**WHAT THIS TASK INVOLVES**:
Can you print the data exactly and leave out each image?
**** DATASET EXCERPTS ****
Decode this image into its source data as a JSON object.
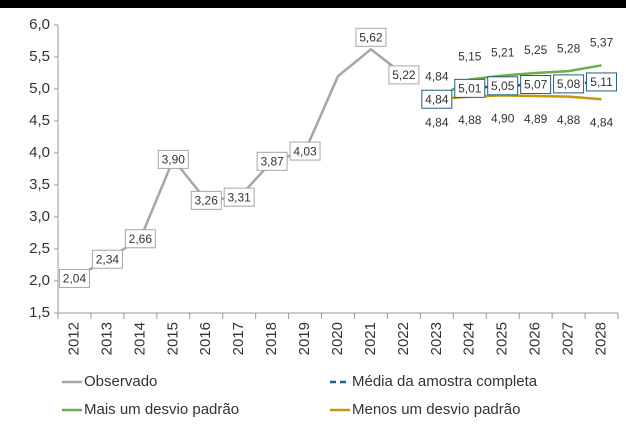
{
  "chart_data": {
    "type": "line",
    "categories": [
      "2012",
      "2013",
      "2014",
      "2015",
      "2016",
      "2017",
      "2018",
      "2019",
      "2020",
      "2021",
      "2022",
      "2023",
      "2024",
      "2025",
      "2026",
      "2027",
      "2028"
    ],
    "series": [
      {
        "name": "Observado",
        "color": "#a6a6a6",
        "style": "solid",
        "label_style": "box",
        "values": [
          2.04,
          2.34,
          2.66,
          3.9,
          3.26,
          3.31,
          3.87,
          4.03,
          5.2,
          5.62,
          5.22,
          null,
          null,
          null,
          null,
          null,
          null
        ],
        "value_labels": [
          "2,04",
          "2,34",
          "2,66",
          "3,90",
          "3,26",
          "3,31",
          "3,87",
          "4,03",
          null,
          "5,62",
          "5,22",
          null,
          null,
          null,
          null,
          null,
          null
        ]
      },
      {
        "name": "Média da amostra completa",
        "color": "#1f5f7f",
        "style": "dashed",
        "label_style": "box",
        "values": [
          null,
          null,
          null,
          null,
          null,
          null,
          null,
          null,
          null,
          null,
          null,
          4.84,
          5.01,
          5.05,
          5.07,
          5.08,
          5.11
        ],
        "value_labels": [
          null,
          null,
          null,
          null,
          null,
          null,
          null,
          null,
          null,
          null,
          null,
          "4,84",
          "5,01",
          "5,05",
          "5,07",
          "5,08",
          "5,11"
        ]
      },
      {
        "name": "Mais um desvio padrão",
        "color": "#70ad47",
        "style": "solid",
        "label_style": "above",
        "values": [
          null,
          null,
          null,
          null,
          null,
          null,
          null,
          null,
          null,
          null,
          null,
          4.84,
          5.15,
          5.21,
          5.25,
          5.28,
          5.37
        ],
        "value_labels": [
          null,
          null,
          null,
          null,
          null,
          null,
          null,
          null,
          null,
          null,
          null,
          "4,84",
          "5,15",
          "5,21",
          "5,25",
          "5,28",
          "5,37"
        ]
      },
      {
        "name": "Menos um desvio padrão",
        "color": "#c9960c",
        "style": "solid",
        "label_style": "below",
        "values": [
          null,
          null,
          null,
          null,
          null,
          null,
          null,
          null,
          null,
          null,
          null,
          4.84,
          4.88,
          4.9,
          4.89,
          4.88,
          4.84
        ],
        "value_labels": [
          null,
          null,
          null,
          null,
          null,
          null,
          null,
          null,
          null,
          null,
          null,
          "4,84",
          "4,88",
          "4,90",
          "4,89",
          "4,88",
          "4,84"
        ]
      }
    ],
    "ylim": [
      1.5,
      6.0
    ],
    "yticks": [
      {
        "value": 1.5,
        "label": "1,5"
      },
      {
        "value": 2.0,
        "label": "2,0"
      },
      {
        "value": 2.5,
        "label": "2,5"
      },
      {
        "value": 3.0,
        "label": "3,0"
      },
      {
        "value": 3.5,
        "label": "3,5"
      },
      {
        "value": 4.0,
        "label": "4,0"
      },
      {
        "value": 4.5,
        "label": "4,5"
      },
      {
        "value": 5.0,
        "label": "5,0"
      },
      {
        "value": 5.5,
        "label": "5,5"
      },
      {
        "value": 6.0,
        "label": "6,0"
      }
    ],
    "grid": false,
    "legend": "bottom"
  }
}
****
**EXERCISE RESULT**:
Decode this image into its source data as a JSON object.
{
  "chart_data": {
    "type": "line",
    "categories": [
      "2012",
      "2013",
      "2014",
      "2015",
      "2016",
      "2017",
      "2018",
      "2019",
      "2020",
      "2021",
      "2022",
      "2023",
      "2024",
      "2025",
      "2026",
      "2027",
      "2028"
    ],
    "series": [
      {
        "name": "Observado",
        "color": "#a6a6a6",
        "style": "solid",
        "label_style": "box",
        "values": [
          2.04,
          2.34,
          2.66,
          3.9,
          3.26,
          3.31,
          3.87,
          4.03,
          5.2,
          5.62,
          5.22,
          null,
          null,
          null,
          null,
          null,
          null
        ],
        "value_labels": [
          "2,04",
          "2,34",
          "2,66",
          "3,90",
          "3,26",
          "3,31",
          "3,87",
          "4,03",
          null,
          "5,62",
          "5,22",
          null,
          null,
          null,
          null,
          null,
          null
        ]
      },
      {
        "name": "Média da amostra completa",
        "color": "#1f5f7f",
        "style": "dashed",
        "label_style": "box",
        "values": [
          null,
          null,
          null,
          null,
          null,
          null,
          null,
          null,
          null,
          null,
          null,
          4.84,
          5.01,
          5.05,
          5.07,
          5.08,
          5.11
        ],
        "value_labels": [
          null,
          null,
          null,
          null,
          null,
          null,
          null,
          null,
          null,
          null,
          null,
          "4,84",
          "5,01",
          "5,05",
          "5,07",
          "5,08",
          "5,11"
        ]
      },
      {
        "name": "Mais um desvio padrão",
        "color": "#70ad47",
        "style": "solid",
        "label_style": "above",
        "values": [
          null,
          null,
          null,
          null,
          null,
          null,
          null,
          null,
          null,
          null,
          null,
          4.84,
          5.15,
          5.21,
          5.25,
          5.28,
          5.37
        ],
        "value_labels": [
          null,
          null,
          null,
          null,
          null,
          null,
          null,
          null,
          null,
          null,
          null,
          "4,84",
          "5,15",
          "5,21",
          "5,25",
          "5,28",
          "5,37"
        ]
      },
      {
        "name": "Menos um desvio padrão",
        "color": "#c9960c",
        "style": "solid",
        "label_style": "below",
        "values": [
          null,
          null,
          null,
          null,
          null,
          null,
          null,
          null,
          null,
          null,
          null,
          4.84,
          4.88,
          4.9,
          4.89,
          4.88,
          4.84
        ],
        "value_labels": [
          null,
          null,
          null,
          null,
          null,
          null,
          null,
          null,
          null,
          null,
          null,
          "4,84",
          "4,88",
          "4,90",
          "4,89",
          "4,88",
          "4,84"
        ]
      }
    ],
    "ylim": [
      1.5,
      6.0
    ],
    "yticks": [
      {
        "value": 1.5,
        "label": "1,5"
      },
      {
        "value": 2.0,
        "label": "2,0"
      },
      {
        "value": 2.5,
        "label": "2,5"
      },
      {
        "value": 3.0,
        "label": "3,0"
      },
      {
        "value": 3.5,
        "label": "3,5"
      },
      {
        "value": 4.0,
        "label": "4,0"
      },
      {
        "value": 4.5,
        "label": "4,5"
      },
      {
        "value": 5.0,
        "label": "5,0"
      },
      {
        "value": 5.5,
        "label": "5,5"
      },
      {
        "value": 6.0,
        "label": "6,0"
      }
    ],
    "grid": false,
    "legend": "bottom"
  }
}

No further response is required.